#### [Problem requirements]
Arrange the entries from the line holding "score-blank[interactable] — [430, 237, 530, 261]" through the line holding "option-text: D. 用烧碱处理含高浓度", inclusive, as a numbered list, omitting any blank lines.

[Visual layout annotation data]
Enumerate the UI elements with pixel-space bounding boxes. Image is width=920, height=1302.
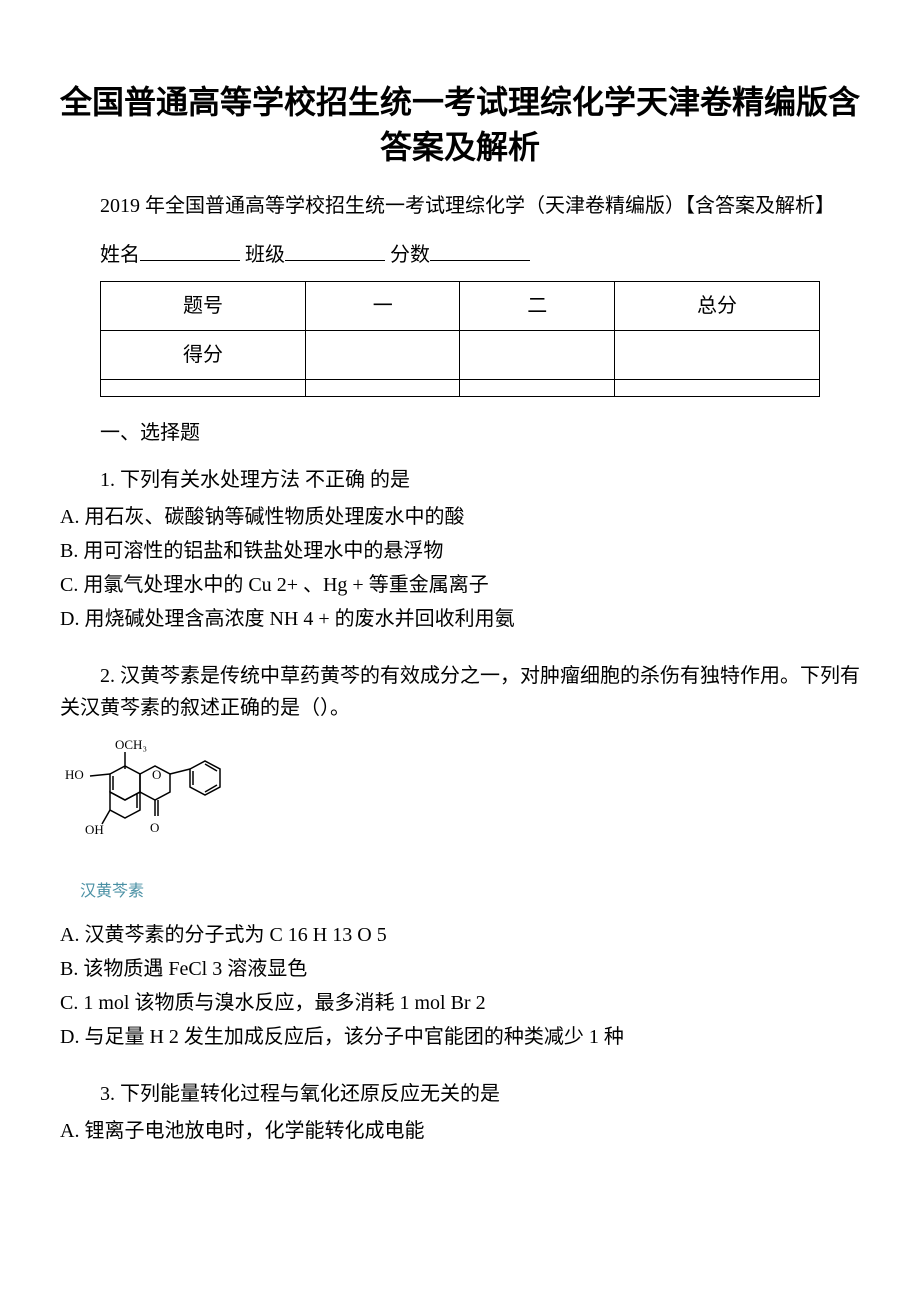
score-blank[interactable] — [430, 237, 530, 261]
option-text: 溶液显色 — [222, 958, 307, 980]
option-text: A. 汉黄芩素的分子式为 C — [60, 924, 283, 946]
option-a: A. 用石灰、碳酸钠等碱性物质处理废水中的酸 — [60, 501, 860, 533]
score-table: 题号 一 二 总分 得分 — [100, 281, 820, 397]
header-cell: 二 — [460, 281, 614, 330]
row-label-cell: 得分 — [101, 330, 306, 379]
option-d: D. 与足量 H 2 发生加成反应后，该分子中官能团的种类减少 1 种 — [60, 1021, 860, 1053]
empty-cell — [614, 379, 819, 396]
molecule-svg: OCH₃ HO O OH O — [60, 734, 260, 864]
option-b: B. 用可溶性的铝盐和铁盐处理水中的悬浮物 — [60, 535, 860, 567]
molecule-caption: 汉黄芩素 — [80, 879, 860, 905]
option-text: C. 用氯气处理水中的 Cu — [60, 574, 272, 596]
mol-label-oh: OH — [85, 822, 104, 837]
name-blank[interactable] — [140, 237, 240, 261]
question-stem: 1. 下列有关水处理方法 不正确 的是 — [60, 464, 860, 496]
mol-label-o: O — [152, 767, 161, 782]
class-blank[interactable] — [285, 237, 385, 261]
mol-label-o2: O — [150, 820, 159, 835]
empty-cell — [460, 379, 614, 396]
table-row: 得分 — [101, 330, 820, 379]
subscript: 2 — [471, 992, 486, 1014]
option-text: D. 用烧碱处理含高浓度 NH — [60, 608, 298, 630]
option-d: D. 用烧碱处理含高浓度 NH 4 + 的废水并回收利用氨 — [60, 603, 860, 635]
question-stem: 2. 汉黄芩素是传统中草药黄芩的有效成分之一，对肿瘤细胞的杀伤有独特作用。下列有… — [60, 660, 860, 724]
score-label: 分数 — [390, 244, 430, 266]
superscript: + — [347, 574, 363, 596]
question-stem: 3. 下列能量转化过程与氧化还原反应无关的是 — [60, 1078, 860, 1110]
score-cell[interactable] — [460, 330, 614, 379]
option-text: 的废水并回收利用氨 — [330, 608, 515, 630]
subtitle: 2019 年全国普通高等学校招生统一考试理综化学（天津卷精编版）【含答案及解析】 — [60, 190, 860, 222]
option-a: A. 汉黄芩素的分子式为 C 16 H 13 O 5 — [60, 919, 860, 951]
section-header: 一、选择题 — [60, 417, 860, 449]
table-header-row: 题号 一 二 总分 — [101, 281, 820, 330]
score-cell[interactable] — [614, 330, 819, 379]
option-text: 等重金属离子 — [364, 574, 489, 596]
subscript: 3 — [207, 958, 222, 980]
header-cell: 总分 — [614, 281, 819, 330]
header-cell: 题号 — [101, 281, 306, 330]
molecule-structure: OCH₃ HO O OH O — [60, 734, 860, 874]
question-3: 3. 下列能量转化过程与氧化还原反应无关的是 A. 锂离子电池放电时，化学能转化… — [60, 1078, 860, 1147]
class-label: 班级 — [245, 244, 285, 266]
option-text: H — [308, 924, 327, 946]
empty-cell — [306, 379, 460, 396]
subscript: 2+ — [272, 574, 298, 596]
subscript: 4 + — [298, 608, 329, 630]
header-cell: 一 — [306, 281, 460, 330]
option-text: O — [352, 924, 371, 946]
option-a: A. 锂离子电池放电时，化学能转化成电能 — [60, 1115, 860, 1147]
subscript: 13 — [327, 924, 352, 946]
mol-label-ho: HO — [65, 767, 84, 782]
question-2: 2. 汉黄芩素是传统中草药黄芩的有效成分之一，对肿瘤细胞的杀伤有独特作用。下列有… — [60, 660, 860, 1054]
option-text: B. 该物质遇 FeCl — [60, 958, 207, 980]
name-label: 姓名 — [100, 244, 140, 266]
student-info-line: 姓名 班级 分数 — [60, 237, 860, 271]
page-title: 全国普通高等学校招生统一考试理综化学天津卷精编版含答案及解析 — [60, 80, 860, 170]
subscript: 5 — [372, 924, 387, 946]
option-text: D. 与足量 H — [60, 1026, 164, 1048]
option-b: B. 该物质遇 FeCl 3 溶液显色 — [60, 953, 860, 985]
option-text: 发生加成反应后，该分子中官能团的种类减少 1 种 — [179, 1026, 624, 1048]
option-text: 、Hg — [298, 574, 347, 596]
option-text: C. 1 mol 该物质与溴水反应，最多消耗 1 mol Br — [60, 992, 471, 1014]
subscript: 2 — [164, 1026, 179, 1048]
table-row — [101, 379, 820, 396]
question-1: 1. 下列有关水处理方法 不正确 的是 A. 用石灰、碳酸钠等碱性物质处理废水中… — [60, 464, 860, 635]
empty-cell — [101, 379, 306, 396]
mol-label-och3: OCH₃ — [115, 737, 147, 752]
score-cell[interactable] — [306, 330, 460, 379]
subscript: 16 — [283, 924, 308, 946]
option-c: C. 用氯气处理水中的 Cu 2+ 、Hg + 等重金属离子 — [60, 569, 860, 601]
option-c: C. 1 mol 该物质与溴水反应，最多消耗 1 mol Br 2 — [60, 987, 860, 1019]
---
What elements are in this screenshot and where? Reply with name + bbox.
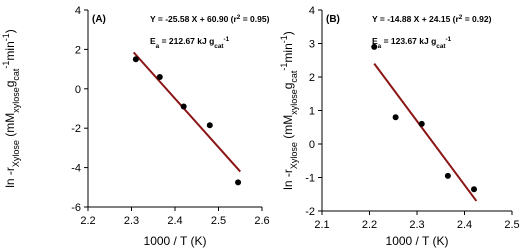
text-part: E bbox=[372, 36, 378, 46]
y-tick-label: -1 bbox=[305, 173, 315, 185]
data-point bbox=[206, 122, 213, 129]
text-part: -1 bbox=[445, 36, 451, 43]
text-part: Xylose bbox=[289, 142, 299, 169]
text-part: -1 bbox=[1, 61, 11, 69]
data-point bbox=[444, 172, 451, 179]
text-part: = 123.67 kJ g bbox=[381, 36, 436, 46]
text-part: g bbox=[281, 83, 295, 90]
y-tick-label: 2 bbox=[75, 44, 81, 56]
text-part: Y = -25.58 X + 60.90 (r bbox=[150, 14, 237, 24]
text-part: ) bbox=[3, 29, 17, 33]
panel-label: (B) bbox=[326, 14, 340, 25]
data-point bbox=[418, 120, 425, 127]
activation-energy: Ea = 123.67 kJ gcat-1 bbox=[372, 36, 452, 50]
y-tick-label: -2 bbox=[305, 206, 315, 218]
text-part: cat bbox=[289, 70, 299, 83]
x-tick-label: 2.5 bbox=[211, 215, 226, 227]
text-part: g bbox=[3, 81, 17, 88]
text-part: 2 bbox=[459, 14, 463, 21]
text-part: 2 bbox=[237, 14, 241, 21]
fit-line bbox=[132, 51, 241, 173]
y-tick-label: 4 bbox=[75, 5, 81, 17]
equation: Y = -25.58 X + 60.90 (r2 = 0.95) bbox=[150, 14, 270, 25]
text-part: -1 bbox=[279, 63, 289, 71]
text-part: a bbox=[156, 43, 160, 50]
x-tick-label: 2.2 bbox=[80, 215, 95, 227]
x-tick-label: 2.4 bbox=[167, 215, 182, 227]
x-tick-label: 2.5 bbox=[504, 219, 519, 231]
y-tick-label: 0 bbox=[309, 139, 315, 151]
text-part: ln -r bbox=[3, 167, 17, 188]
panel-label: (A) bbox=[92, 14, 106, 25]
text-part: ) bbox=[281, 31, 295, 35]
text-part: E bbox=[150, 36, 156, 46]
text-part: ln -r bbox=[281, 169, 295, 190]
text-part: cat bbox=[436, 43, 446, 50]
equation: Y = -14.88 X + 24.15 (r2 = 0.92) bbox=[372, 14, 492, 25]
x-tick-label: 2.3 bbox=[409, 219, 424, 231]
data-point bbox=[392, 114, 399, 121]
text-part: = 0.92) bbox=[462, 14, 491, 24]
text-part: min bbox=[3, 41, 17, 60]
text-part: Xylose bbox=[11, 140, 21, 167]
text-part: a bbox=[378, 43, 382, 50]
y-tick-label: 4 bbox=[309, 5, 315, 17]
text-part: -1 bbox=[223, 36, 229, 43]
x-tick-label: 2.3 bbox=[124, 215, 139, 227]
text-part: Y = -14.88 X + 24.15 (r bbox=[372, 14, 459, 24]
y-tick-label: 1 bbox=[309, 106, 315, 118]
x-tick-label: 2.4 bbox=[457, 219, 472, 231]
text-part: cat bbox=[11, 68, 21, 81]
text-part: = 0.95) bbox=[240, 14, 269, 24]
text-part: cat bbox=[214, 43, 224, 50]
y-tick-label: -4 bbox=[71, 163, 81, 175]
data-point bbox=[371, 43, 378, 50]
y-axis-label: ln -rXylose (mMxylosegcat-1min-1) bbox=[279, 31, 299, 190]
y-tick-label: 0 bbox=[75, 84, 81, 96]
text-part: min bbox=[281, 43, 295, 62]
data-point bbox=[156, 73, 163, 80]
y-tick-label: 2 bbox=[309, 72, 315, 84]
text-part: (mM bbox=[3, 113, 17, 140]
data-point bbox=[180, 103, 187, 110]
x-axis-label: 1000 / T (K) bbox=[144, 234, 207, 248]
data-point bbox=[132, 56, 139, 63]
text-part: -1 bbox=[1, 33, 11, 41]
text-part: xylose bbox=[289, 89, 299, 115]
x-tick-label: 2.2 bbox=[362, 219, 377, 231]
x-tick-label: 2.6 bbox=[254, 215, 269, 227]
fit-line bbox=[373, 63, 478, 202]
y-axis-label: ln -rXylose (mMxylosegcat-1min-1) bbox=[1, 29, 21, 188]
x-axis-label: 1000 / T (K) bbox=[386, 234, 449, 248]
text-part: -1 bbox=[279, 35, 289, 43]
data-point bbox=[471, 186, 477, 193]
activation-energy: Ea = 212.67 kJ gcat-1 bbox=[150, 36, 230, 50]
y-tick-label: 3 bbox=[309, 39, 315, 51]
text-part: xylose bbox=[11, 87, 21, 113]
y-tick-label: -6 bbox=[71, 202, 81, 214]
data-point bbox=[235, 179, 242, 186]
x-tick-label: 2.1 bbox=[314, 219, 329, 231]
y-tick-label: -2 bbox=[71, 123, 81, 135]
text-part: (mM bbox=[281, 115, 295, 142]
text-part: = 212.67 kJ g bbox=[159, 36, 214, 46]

#### [Result]
1. score-blank[interactable] — [430, 237, 530, 261]
2. option-text: 溶液显色 — [222, 958, 307, 980]
3. option-text: A. 汉黄芩素的分子式为 C — [60, 924, 283, 946]
4. option-a: A. 用石灰、碳酸钠等碱性物质处理废水中的酸 — [60, 501, 860, 533]
5. score-table: 题号 一 二 总分 得分 — [100, 281, 820, 397]
6. header-cell: 二 — [460, 281, 614, 330]
7. row-label-cell: 得分 — [101, 330, 306, 379]
8. option-d: D. 与足量 H 2 发生加成反应后，该分子中官能团的种类减少 1 种 — [60, 1021, 860, 1053]
9. empty-cell — [614, 379, 819, 396]
10. molecule-svg: OCH₃ HO O OH O — [60, 734, 260, 864]
11. option-b: B. 用可溶性的铝盐和铁盐处理水中的悬浮物 — [60, 535, 860, 567]
12. molecule-caption: 汉黄芩素 — [80, 879, 860, 905]
13. option-text: C. 用氯气处理水中的 Cu — [60, 574, 272, 596]
14. mol-label-oh: OH — [85, 822, 104, 837]
15. name-blank[interactable] — [140, 237, 240, 261]
16. question-stem: 1. 下列有关水处理方法 不正确 的是 — [60, 464, 860, 496]
17. mol-label-o: O — [152, 767, 161, 782]
18. class-blank[interactable] — [285, 237, 385, 261]
19. mol-label-o2: O — [150, 820, 159, 835]
20. empty-cell — [460, 379, 614, 396]
21. table-row: 得分 — [101, 330, 820, 379]
22. subscript: 2 — [471, 992, 486, 1014]
23. option-text: D. 用烧碱处理含高浓度 NH — [60, 608, 298, 630]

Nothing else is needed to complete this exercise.